## BEGIN RECORD EXCERPTS

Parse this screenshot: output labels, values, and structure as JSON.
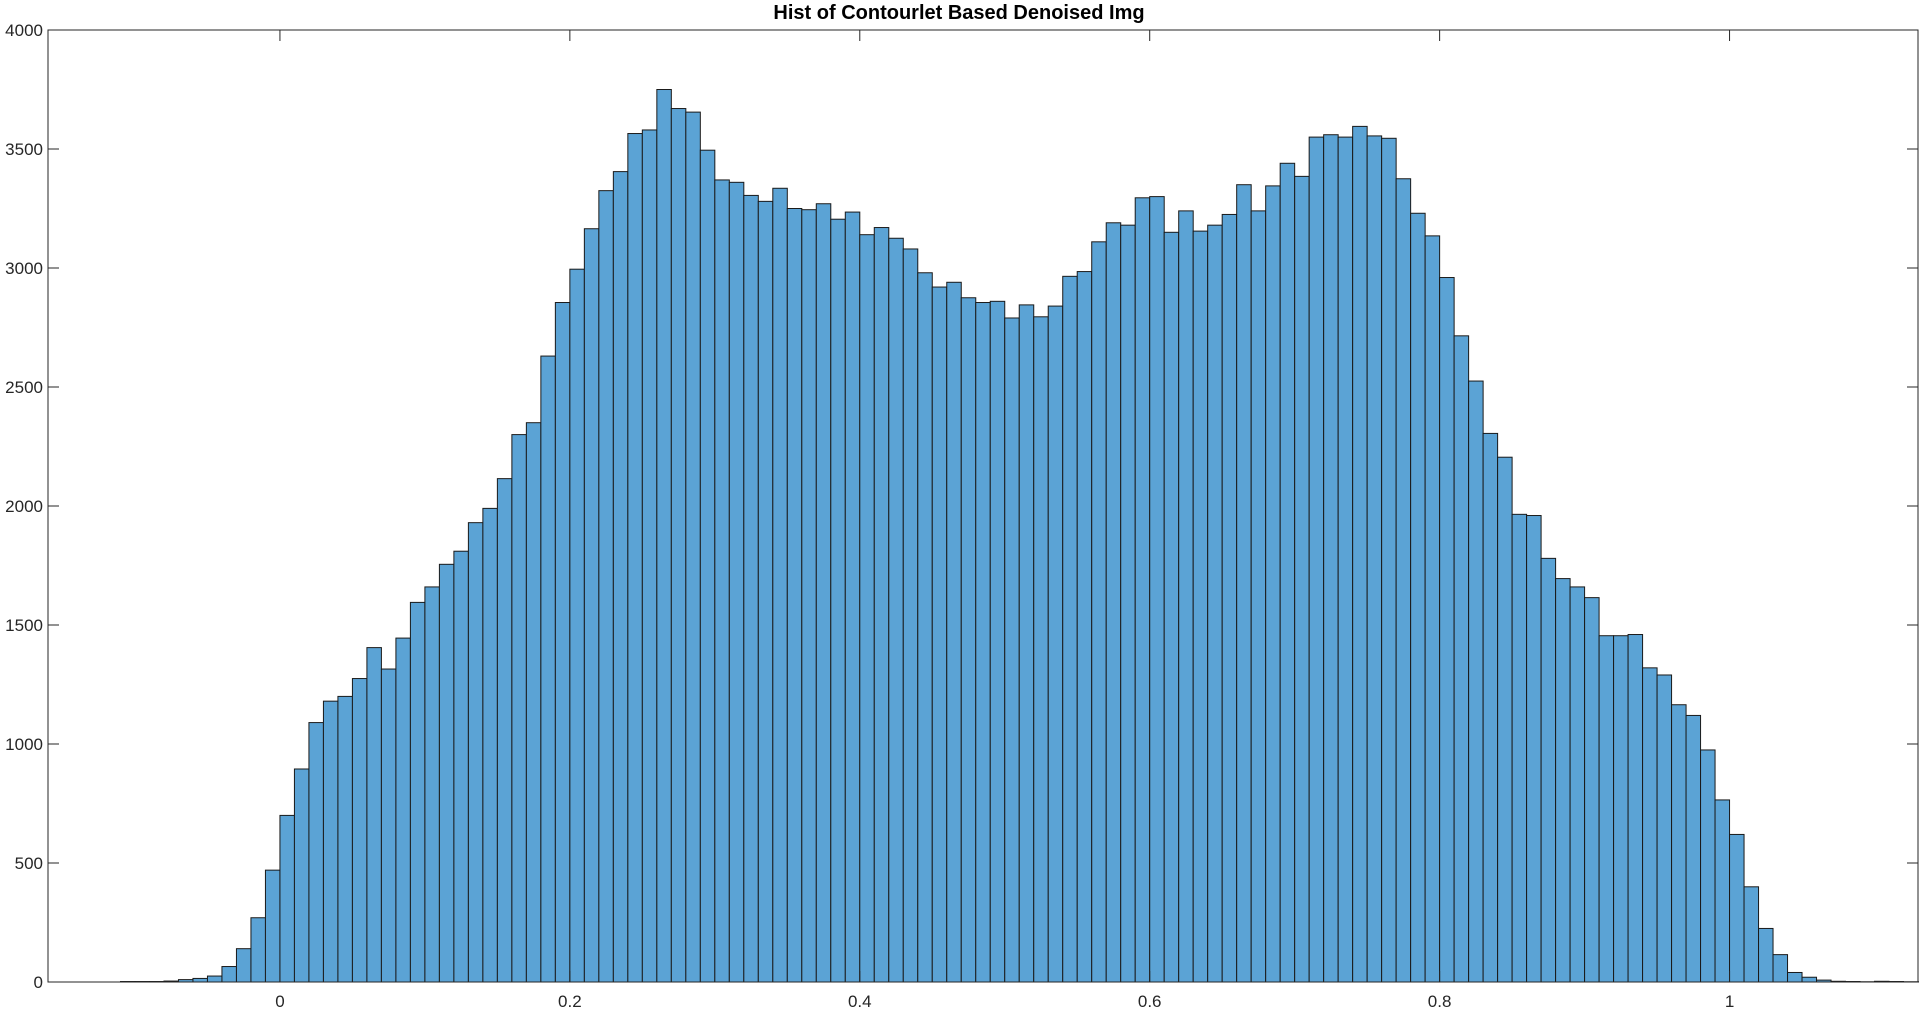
{
  "chart_data": {
    "type": "bar",
    "title": "Hist of Contourlet Based Denoised Img",
    "xlabel": "",
    "ylabel": "",
    "xlim": [
      -0.16,
      1.13
    ],
    "ylim": [
      0,
      4000
    ],
    "xticks": [
      0,
      0.2,
      0.4,
      0.6,
      0.8,
      1
    ],
    "xtick_labels": [
      "0",
      "0.2",
      "0.4",
      "0.6",
      "0.8",
      "1"
    ],
    "yticks": [
      0,
      500,
      1000,
      1500,
      2000,
      2500,
      3000,
      3500,
      4000
    ],
    "ytick_labels": [
      "0",
      "500",
      "1000",
      "1500",
      "2000",
      "2500",
      "3000",
      "3500",
      "4000"
    ],
    "grid": false,
    "legend": "none",
    "bar_color": "#5ba3d5",
    "edge_color": "#1a1a1a",
    "bin_width": 0.01,
    "bin_start": -0.11,
    "values": [
      2,
      2,
      2,
      4,
      10,
      15,
      25,
      65,
      140,
      270,
      470,
      700,
      895,
      1090,
      1180,
      1200,
      1275,
      1405,
      1315,
      1445,
      1595,
      1660,
      1755,
      1810,
      1930,
      1990,
      2115,
      2300,
      2350,
      2630,
      2855,
      2995,
      3165,
      3325,
      3405,
      3565,
      3580,
      3750,
      3670,
      3655,
      3495,
      3370,
      3360,
      3305,
      3280,
      3335,
      3250,
      3245,
      3270,
      3205,
      3235,
      3140,
      3170,
      3125,
      3080,
      2980,
      2920,
      2940,
      2875,
      2855,
      2860,
      2790,
      2845,
      2795,
      2840,
      2965,
      2985,
      3110,
      3190,
      3180,
      3295,
      3300,
      3150,
      3240,
      3155,
      3180,
      3225,
      3350,
      3240,
      3345,
      3440,
      3385,
      3550,
      3560,
      3550,
      3595,
      3555,
      3545,
      3375,
      3230,
      3135,
      2960,
      2715,
      2525,
      2305,
      2205,
      1965,
      1960,
      1780,
      1695,
      1660,
      1615,
      1455,
      1455,
      1460,
      1320,
      1290,
      1165,
      1120,
      975,
      765,
      620,
      400,
      225,
      115,
      40,
      20,
      8,
      3,
      2,
      1,
      3,
      2,
      1,
      1
    ]
  }
}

## END RECORD EXCERPTS

Return every line containing "values".

_THE OUTPUT:_
Parse this screenshot: output labels, values, and structure as JSON.
    "values": [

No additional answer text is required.